(Exercise goal): Go through the listing and copy every line word for word.

(Source data):
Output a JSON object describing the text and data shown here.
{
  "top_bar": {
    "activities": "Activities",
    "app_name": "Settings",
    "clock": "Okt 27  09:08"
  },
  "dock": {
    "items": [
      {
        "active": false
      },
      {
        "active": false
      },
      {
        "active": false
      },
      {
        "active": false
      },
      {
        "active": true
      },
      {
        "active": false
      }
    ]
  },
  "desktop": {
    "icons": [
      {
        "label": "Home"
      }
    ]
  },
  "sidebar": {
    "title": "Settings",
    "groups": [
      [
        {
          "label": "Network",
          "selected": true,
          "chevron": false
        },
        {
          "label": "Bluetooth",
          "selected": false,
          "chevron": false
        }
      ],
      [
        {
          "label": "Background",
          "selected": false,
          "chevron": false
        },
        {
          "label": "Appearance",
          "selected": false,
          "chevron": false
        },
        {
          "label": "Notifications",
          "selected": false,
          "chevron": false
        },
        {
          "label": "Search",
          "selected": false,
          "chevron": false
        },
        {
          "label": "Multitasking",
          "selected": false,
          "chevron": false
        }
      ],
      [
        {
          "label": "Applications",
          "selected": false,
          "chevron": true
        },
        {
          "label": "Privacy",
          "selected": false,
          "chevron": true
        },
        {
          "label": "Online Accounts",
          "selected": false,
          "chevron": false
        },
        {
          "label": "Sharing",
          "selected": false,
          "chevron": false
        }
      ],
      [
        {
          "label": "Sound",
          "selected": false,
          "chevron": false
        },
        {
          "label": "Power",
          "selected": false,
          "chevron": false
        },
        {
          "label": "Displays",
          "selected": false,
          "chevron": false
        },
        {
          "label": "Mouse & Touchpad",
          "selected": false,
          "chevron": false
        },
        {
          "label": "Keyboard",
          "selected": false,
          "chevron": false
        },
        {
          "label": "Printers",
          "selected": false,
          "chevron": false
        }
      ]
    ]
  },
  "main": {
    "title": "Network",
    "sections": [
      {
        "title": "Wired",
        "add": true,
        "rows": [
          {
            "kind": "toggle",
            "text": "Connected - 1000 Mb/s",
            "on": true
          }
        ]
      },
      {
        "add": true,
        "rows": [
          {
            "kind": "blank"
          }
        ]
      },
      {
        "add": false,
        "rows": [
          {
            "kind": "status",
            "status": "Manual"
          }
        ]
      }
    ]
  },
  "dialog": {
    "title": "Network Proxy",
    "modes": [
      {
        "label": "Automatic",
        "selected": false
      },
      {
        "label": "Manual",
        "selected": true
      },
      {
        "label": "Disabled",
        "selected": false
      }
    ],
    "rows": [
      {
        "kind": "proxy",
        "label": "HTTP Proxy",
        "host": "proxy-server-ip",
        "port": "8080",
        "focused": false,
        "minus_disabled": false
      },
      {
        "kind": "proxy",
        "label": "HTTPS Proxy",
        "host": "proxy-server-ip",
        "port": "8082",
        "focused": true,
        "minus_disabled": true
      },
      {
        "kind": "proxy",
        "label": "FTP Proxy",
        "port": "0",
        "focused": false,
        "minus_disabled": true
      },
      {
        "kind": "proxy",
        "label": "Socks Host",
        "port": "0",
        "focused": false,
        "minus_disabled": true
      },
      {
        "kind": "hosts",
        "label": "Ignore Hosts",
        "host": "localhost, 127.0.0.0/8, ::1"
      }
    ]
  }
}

(Worked answer):
Output a JSON object describing the text and data shown here.
{
  "top_bar": {
    "activities": "Activities",
    "app_name": "Settings",
    "clock": "Okt 27  09:08"
  },
  "dock": {
    "items": [
      {
        "active": false
      },
      {
        "active": false
      },
      {
        "active": false
      },
      {
        "active": false
      },
      {
        "active": true
      },
      {
        "active": false
      }
    ]
  },
  "desktop": {
    "icons": [
      {
        "label": "Home"
      }
    ]
  },
  "sidebar": {
    "title": "Settings",
    "groups": [
      [
        {
          "label": "Network",
          "selected": true,
          "chevron": false
        },
        {
          "label": "Bluetooth",
          "selected": false,
          "chevron": false
        }
      ],
      [
        {
          "label": "Background",
          "selected": false,
          "chevron": false
        },
        {
          "label": "Appearance",
          "selected": false,
          "chevron": false
        },
        {
          "label": "Notifications",
          "selected": false,
          "chevron": false
        },
        {
          "label": "Search",
          "selected": false,
          "chevron": false
        },
        {
          "label": "Multitasking",
          "selected": false,
          "chevron": false
        }
      ],
      [
        {
          "label": "Applications",
          "selected": false,
          "chevron": true
        },
        {
          "label": "Privacy",
          "selected": false,
          "chevron": true
        },
        {
          "label": "Online Accounts",
          "selected": false,
          "chevron": false
        },
        {
          "label": "Sharing",
          "selected": false,
          "chevron": false
        }
      ],
      [
        {
          "label": "Sound",
          "selected": false,
          "chevron": false
        },
        {
          "label": "Power",
          "selected": false,
          "chevron": false
        },
        {
          "label": "Displays",
          "selected": false,
          "chevron": false
        },
        {
          "label": "Mouse & Touchpad",
          "selected": false,
          "chevron": false
        },
        {
          "label": "Keyboard",
          "selected": false,
          "chevron": false
        },
        {
          "label": "Printers",
          "selected": false,
          "chevron": false
        }
      ]
    ]
  },
  "main": {
    "title": "Network",
    "sections": [
      {
        "title": "Wired",
        "add": true,
        "rows": [
          {
            "kind": "toggle",
            "text": "Connected - 1000 Mb/s",
            "on": true
          }
        ]
      },
      {
        "add": true,
        "rows": [
          {
            "kind": "blank"
          }
        ]
      },
      {
        "add": false,
        "rows": [
          {
            "kind": "status",
            "status": "Manual"
          }
        ]
      }
    ]
  },
  "dialog": {
    "title": "Network Proxy",
    "modes": [
      {
        "label": "Automatic",
        "selected": false
      },
      {
        "label": "Manual",
        "selected": true
      },
      {
        "label": "Disabled",
        "selected": false
      }
    ],
    "rows": [
      {
        "kind": "proxy",
        "label": "HTTP Proxy",
        "host": "proxy-server-ip",
        "port": "8080",
        "focused": false,
        "minus_disabled": false
      },
      {
        "kind": "proxy",
        "label": "HTTPS Proxy",
        "host": "proxy-server-ip",
        "port": "8082",
        "focused": true,
        "minus_disabled": true
      },
      {
        "kind": "proxy",
        "label": "FTP Proxy",
        "port": "0",
        "focused": false,
        "minus_disabled": true
      },
      {
        "kind": "proxy",
        "label": "Socks Host",
        "port": "0",
        "focused": false,
        "minus_disabled": true
      },
      {
        "kind": "hosts",
        "label": "Ignore Hosts",
        "host": "localhost, 127.0.0.0/8, ::1"
      }
    ]
  }
}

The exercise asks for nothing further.